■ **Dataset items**
────

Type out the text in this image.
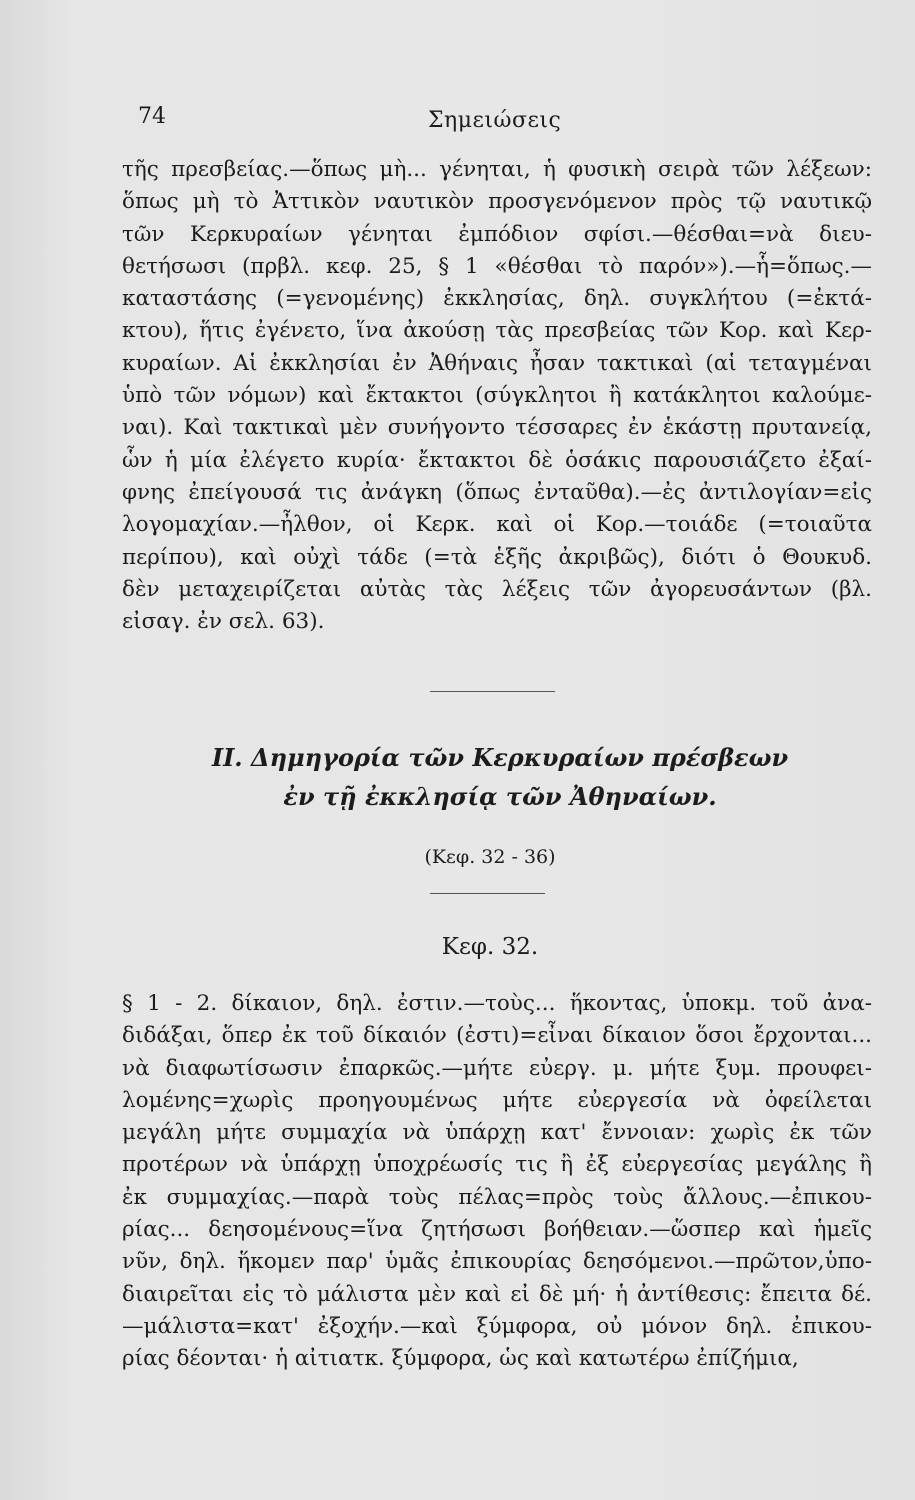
74	Σημειώσεις
τῆς πρεσβείας.—ὅπως μὴ... γένηται, ἡ φυσικὴ σειρὰ τῶν λέξεων:
ὅπως μὴ τὸ Ἀττικὸν ναυτικὸν προσγενόμενον πρὸς τῷ ναυτικῷ
τῶν Κερκυραίων γένηται ἐμπόδιον σφίσι.—θέσθαι=νὰ διευ-
θετήσωσι (πρβλ. κεφ. 25, § 1 «θέσθαι τὸ παρόν»).—ἧ=ὅπως.—
καταστάσης (=γενομένης) ἐκκλησίας, δηλ. συγκλήτου (=ἐκτά-
κτου), ἥτις ἐγένετο, ἵνα ἀκούσῃ τὰς πρεσβείας τῶν Κορ. καὶ Κερ-
κυραίων. Αἱ ἐκκλησίαι ἐν Ἀθήναις ἦσαν τακτικαὶ (αἱ τεταγμέναι
ὑπὸ τῶν νόμων) καὶ ἔκτακτοι (σύγκλητοι ἢ κατάκλητοι καλούμε-
ναι). Καὶ τακτικαὶ μὲν συνήγοντο τέσσαρες ἐν ἑκάστῃ πρυτανείᾳ,
ὧν ἡ μία ἐλέγετο κυρία· ἔκτακτοι δὲ ὁσάκις παρουσιάζετο ἐξαί-
φνης ἐπείγουσά τις ἀνάγκη (ὅπως ἐνταῦθα).—ἐς ἀντιλογίαν=εἰς
λογομαχίαν.—ἦλθον, οἱ Κερκ. καὶ οἱ Κορ.—τοιάδε (=τοιαῦτα
περίπου), καὶ οὐχὶ τάδε (=τὰ ἑξῆς ἀκριβῶς), διότι ὁ Θουκυδ.
δὲν μεταχειρίζεται αὐτὰς τὰς λέξεις τῶν ἀγορευσάντων (βλ.
εἰσαγ. ἐν σελ. 63).
ΙΙ. Δημηγορία τῶν Κερκυραίων πρέσβεων
ἐν τῇ ἐκκλησίᾳ τῶν Ἀθηναίων.
(Κεφ. 32 - 36)
Κεφ. 32.
§ 1 - 2. δίκαιον, δηλ. ἐστιν.—τοὺς... ἥκοντας, ὑποκμ. τοῦ ἀνα-
διδάξαι, ὅπερ ἐκ τοῦ δίκαιόν (ἐστι)=εἶναι δίκαιον ὅσοι ἔρχονται...
νὰ διαφωτίσωσιν ἐπαρκῶς.—μήτε εὐεργ. μ. μήτε ξυμ. προυφει-
λομένης=χωρὶς προηγουμένως μήτε εὐεργεσία νὰ ὀφείλεται
μεγάλη μήτε συμμαχία νὰ ὑπάρχῃ κατ' ἔννοιαν: χωρὶς ἐκ τῶν
προτέρων νὰ ὑπάρχῃ ὑποχρέωσίς τις ἢ ἐξ εὐεργεσίας μεγάλης ἢ
ἐκ συμμαχίας.—παρὰ τοὺς πέλας=πρὸς τοὺς ἄλλους.—ἐπικου-
ρίας... δεησομένους=ἵνα ζητήσωσι βοήθειαν.—ὥσπερ καὶ ἡμεῖς
νῦν, δηλ. ἥκομεν παρ' ὑμᾶς ἐπικουρίας δεησόμενοι.—πρῶτον,ὑπο-
διαιρεῖται εἰς τὸ μάλιστα μὲν καὶ εἰ δὲ μή· ἡ ἀντίθεσις: ἔπειτα δέ.
—μάλιστα=κατ' ἐξοχήν.—καὶ ξύμφορα, οὐ μόνον δηλ. ἐπικου-
ρίας δέονται· ἡ αἰτιατκ. ξύμφορα, ὡς καὶ κατωτέρω ἐπίζήμια,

────

■ **The request**
Pictures don't belong in the copy. Transcribe every record exactly as it appears.

■ **Written response**
Type out the text in this image.
74	Σημειώσεις
τῆς πρεσβείας.—ὅπως μὴ... γένηται, ἡ φυσικὴ σειρὰ τῶν λέξεων:
ὅπως μὴ τὸ Ἀττικὸν ναυτικὸν προσγενόμενον πρὸς τῷ ναυτικῷ
τῶν Κερκυραίων γένηται ἐμπόδιον σφίσι.—θέσθαι=νὰ διευ-
θετήσωσι (πρβλ. κεφ. 25, § 1 «θέσθαι τὸ παρόν»).—ἧ=ὅπως.—
καταστάσης (=γενομένης) ἐκκλησίας, δηλ. συγκλήτου (=ἐκτά-
κτου), ἥτις ἐγένετο, ἵνα ἀκούσῃ τὰς πρεσβείας τῶν Κορ. καὶ Κερ-
κυραίων. Αἱ ἐκκλησίαι ἐν Ἀθήναις ἦσαν τακτικαὶ (αἱ τεταγμέναι
ὑπὸ τῶν νόμων) καὶ ἔκτακτοι (σύγκλητοι ἢ κατάκλητοι καλούμε-
ναι). Καὶ τακτικαὶ μὲν συνήγοντο τέσσαρες ἐν ἑκάστῃ πρυτανείᾳ,
ὧν ἡ μία ἐλέγετο κυρία· ἔκτακτοι δὲ ὁσάκις παρουσιάζετο ἐξαί-
φνης ἐπείγουσά τις ἀνάγκη (ὅπως ἐνταῦθα).—ἐς ἀντιλογίαν=εἰς
λογομαχίαν.—ἦλθον, οἱ Κερκ. καὶ οἱ Κορ.—τοιάδε (=τοιαῦτα
περίπου), καὶ οὐχὶ τάδε (=τὰ ἑξῆς ἀκριβῶς), διότι ὁ Θουκυδ.
δὲν μεταχειρίζεται αὐτὰς τὰς λέξεις τῶν ἀγορευσάντων (βλ.
εἰσαγ. ἐν σελ. 63).
ΙΙ. Δημηγορία τῶν Κερκυραίων πρέσβεων
ἐν τῇ ἐκκλησίᾳ τῶν Ἀθηναίων.
(Κεφ. 32 - 36)
Κεφ. 32.
§ 1 - 2. δίκαιον, δηλ. ἐστιν.—τοὺς... ἥκοντας, ὑποκμ. τοῦ ἀνα-
διδάξαι, ὅπερ ἐκ τοῦ δίκαιόν (ἐστι)=εἶναι δίκαιον ὅσοι ἔρχονται...
νὰ διαφωτίσωσιν ἐπαρκῶς.—μήτε εὐεργ. μ. μήτε ξυμ. προυφει-
λομένης=χωρὶς προηγουμένως μήτε εὐεργεσία νὰ ὀφείλεται
μεγάλη μήτε συμμαχία νὰ ὑπάρχῃ κατ' ἔννοιαν: χωρὶς ἐκ τῶν
προτέρων νὰ ὑπάρχῃ ὑποχρέωσίς τις ἢ ἐξ εὐεργεσίας μεγάλης ἢ
ἐκ συμμαχίας.—παρὰ τοὺς πέλας=πρὸς τοὺς ἄλλους.—ἐπικου-
ρίας... δεησομένους=ἵνα ζητήσωσι βοήθειαν.—ὥσπερ καὶ ἡμεῖς
νῦν, δηλ. ἥκομεν παρ' ὑμᾶς ἐπικουρίας δεησόμενοι.—πρῶτον,ὑπο-
διαιρεῖται εἰς τὸ μάλιστα μὲν καὶ εἰ δὲ μή· ἡ ἀντίθεσις: ἔπειτα δέ.
—μάλιστα=κατ' ἐξοχήν.—καὶ ξύμφορα, οὐ μόνον δηλ. ἐπικου-
ρίας δέονται· ἡ αἰτιατκ. ξύμφορα, ὡς καὶ κατωτέρω ἐπίζήμια,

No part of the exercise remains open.